- _RECORDS PROVIDED_
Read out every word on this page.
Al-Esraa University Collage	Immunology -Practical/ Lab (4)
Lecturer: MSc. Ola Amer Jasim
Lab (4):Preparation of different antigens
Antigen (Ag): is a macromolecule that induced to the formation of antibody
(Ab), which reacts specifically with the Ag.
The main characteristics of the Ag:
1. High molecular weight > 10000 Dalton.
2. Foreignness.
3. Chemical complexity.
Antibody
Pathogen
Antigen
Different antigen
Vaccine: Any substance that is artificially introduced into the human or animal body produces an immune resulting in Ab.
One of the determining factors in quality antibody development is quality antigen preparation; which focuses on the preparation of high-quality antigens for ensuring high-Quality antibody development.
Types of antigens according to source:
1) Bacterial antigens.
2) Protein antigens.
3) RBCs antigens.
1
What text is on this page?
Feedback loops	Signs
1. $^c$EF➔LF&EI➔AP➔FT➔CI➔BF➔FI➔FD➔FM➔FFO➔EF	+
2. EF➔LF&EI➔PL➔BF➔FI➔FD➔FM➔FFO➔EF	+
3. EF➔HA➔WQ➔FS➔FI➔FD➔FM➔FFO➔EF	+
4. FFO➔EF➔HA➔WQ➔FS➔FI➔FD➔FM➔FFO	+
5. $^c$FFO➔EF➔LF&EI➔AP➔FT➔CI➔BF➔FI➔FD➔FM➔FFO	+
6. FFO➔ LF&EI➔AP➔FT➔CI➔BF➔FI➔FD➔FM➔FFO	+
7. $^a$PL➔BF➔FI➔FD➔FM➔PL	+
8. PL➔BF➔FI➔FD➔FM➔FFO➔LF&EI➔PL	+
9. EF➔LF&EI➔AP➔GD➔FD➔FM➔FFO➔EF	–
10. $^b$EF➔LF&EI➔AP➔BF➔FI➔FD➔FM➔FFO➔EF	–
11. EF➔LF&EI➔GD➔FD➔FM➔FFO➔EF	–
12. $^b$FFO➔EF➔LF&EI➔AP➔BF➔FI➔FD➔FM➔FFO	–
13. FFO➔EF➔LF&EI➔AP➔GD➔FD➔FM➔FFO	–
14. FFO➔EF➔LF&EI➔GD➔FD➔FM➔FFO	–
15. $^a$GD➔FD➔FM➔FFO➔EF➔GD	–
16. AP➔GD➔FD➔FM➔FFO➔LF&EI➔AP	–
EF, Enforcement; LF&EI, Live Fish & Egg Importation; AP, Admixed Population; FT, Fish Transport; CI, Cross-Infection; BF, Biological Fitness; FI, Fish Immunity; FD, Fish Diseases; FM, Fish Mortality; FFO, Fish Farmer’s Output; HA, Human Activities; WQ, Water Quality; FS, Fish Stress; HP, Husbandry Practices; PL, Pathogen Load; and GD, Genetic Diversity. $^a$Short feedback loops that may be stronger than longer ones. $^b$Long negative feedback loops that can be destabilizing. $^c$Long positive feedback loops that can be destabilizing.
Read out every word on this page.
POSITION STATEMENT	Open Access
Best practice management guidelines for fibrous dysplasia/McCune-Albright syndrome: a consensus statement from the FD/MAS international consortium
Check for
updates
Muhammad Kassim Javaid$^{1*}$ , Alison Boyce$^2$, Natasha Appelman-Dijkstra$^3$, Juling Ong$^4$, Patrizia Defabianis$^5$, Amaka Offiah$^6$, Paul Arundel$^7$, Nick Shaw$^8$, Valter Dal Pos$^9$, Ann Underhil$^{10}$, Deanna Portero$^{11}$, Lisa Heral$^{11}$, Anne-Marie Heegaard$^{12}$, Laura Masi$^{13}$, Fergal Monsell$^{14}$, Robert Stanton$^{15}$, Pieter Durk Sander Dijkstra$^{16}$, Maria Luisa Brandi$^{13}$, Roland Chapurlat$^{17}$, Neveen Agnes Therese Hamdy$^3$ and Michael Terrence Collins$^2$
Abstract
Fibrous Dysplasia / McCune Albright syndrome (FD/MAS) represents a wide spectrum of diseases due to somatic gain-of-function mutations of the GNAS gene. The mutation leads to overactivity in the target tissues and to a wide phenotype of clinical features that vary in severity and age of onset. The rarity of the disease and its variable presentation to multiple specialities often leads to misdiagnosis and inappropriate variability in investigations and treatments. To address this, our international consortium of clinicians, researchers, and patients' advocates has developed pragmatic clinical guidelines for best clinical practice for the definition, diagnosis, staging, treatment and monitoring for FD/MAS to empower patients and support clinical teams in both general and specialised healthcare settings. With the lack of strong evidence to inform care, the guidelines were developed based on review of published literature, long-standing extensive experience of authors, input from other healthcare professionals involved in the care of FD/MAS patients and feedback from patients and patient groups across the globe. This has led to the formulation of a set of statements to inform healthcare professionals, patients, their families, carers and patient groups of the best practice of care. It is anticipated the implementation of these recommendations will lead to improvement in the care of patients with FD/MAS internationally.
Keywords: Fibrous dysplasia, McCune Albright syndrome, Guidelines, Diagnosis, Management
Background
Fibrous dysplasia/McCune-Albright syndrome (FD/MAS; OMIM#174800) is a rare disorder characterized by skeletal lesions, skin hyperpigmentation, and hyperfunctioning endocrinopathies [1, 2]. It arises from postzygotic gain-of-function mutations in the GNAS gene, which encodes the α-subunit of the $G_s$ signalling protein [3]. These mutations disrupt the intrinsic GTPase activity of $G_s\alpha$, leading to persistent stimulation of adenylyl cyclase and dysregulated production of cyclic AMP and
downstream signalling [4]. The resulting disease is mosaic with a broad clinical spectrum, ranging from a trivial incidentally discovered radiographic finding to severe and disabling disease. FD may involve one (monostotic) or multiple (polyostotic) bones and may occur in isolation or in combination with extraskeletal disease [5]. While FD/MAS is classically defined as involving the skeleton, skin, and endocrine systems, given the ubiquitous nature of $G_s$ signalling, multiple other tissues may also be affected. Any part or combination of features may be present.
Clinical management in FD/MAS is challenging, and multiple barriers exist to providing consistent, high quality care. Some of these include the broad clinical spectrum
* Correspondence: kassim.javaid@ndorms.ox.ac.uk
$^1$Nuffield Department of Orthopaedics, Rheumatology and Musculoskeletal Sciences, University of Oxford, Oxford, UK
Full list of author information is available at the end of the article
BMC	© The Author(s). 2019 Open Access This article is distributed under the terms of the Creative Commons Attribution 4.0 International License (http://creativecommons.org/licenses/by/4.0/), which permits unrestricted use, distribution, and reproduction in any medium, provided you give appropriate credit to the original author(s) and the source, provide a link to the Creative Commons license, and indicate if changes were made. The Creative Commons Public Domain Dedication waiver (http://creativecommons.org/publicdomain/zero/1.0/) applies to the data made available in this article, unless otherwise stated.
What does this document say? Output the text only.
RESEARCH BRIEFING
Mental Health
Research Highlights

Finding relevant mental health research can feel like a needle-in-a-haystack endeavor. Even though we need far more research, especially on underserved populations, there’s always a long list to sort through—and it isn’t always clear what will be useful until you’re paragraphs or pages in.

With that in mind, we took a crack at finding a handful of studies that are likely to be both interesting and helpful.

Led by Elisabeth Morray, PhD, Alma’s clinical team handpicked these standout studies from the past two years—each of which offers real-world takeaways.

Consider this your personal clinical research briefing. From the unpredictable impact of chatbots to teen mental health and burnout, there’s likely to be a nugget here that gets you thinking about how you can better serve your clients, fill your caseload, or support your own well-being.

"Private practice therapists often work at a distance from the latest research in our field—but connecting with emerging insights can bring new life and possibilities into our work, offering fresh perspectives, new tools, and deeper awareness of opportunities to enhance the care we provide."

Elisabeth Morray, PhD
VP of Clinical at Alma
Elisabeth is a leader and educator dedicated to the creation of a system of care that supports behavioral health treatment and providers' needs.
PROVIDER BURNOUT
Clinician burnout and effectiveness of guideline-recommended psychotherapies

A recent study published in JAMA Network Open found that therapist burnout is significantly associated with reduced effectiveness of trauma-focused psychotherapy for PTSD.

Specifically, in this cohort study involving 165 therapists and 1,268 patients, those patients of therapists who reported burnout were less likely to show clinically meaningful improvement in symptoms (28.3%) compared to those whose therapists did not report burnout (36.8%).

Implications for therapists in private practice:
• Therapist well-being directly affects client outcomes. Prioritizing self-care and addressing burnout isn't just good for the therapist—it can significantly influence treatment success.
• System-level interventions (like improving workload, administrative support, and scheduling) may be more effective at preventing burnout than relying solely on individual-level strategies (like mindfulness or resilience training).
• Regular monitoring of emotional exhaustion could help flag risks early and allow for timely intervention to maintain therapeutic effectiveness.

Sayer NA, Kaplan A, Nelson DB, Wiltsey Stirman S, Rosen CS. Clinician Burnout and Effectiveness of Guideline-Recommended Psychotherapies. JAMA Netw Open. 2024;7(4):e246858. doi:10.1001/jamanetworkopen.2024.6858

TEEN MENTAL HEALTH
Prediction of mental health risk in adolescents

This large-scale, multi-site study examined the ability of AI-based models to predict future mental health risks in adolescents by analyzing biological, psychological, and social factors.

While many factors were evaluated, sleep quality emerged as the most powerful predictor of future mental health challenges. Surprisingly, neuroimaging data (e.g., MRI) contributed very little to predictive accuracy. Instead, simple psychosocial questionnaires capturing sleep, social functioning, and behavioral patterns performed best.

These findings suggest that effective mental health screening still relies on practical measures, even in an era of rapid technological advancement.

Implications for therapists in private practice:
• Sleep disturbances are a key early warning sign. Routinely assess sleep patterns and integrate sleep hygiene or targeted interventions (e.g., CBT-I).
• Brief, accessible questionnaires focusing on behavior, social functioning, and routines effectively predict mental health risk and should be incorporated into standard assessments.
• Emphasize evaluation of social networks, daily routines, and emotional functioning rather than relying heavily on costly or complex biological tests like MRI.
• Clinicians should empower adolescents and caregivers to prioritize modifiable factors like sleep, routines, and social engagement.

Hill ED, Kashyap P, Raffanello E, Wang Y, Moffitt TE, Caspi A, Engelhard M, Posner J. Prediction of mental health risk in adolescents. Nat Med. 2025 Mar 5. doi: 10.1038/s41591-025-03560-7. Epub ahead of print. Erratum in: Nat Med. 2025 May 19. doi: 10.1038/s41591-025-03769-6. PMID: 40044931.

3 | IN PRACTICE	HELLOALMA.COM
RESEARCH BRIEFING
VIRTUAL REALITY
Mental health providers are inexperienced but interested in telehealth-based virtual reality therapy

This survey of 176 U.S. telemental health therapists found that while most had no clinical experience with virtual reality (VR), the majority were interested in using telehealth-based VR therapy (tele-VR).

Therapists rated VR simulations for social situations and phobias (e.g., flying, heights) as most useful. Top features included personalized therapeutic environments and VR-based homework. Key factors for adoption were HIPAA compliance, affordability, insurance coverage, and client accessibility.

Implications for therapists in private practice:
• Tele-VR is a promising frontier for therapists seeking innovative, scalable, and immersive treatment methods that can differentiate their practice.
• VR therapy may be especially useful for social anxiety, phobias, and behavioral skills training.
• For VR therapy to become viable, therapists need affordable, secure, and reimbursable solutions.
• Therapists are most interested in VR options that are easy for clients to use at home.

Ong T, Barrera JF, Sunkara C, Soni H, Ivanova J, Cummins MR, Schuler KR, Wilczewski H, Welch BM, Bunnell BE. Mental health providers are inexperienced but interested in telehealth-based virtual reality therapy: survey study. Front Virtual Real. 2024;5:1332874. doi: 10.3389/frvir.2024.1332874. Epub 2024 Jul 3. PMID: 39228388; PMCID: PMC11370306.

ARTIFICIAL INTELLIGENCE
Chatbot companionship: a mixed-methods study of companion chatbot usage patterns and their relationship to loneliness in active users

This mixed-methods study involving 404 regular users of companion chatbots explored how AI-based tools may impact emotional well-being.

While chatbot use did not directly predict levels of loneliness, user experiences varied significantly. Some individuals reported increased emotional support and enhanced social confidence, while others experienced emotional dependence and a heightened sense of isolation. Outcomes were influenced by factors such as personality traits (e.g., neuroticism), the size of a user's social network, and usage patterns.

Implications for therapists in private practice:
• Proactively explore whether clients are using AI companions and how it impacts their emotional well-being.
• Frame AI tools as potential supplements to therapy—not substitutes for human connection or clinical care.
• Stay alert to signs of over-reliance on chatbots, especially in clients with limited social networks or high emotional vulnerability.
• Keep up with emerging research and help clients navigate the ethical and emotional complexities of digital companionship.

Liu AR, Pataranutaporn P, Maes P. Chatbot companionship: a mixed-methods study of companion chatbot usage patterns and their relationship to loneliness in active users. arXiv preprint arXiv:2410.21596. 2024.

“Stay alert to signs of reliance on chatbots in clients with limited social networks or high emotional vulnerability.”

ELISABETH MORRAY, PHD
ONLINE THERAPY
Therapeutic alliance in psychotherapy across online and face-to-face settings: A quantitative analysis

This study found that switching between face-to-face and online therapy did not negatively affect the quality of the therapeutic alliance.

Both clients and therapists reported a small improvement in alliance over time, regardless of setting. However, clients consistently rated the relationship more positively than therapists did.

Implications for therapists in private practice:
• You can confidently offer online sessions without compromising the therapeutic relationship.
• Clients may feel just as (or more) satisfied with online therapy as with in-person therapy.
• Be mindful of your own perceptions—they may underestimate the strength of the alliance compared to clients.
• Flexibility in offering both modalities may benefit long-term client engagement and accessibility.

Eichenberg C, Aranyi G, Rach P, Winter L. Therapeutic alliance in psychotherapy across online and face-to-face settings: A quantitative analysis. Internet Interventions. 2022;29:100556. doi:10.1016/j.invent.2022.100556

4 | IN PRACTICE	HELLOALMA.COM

- _DIRECTIONS_
The lines in the listing that include the word "engagement" are to be counted; give only that number.

- _SOLUTION FOR THIS EXERCISE_
2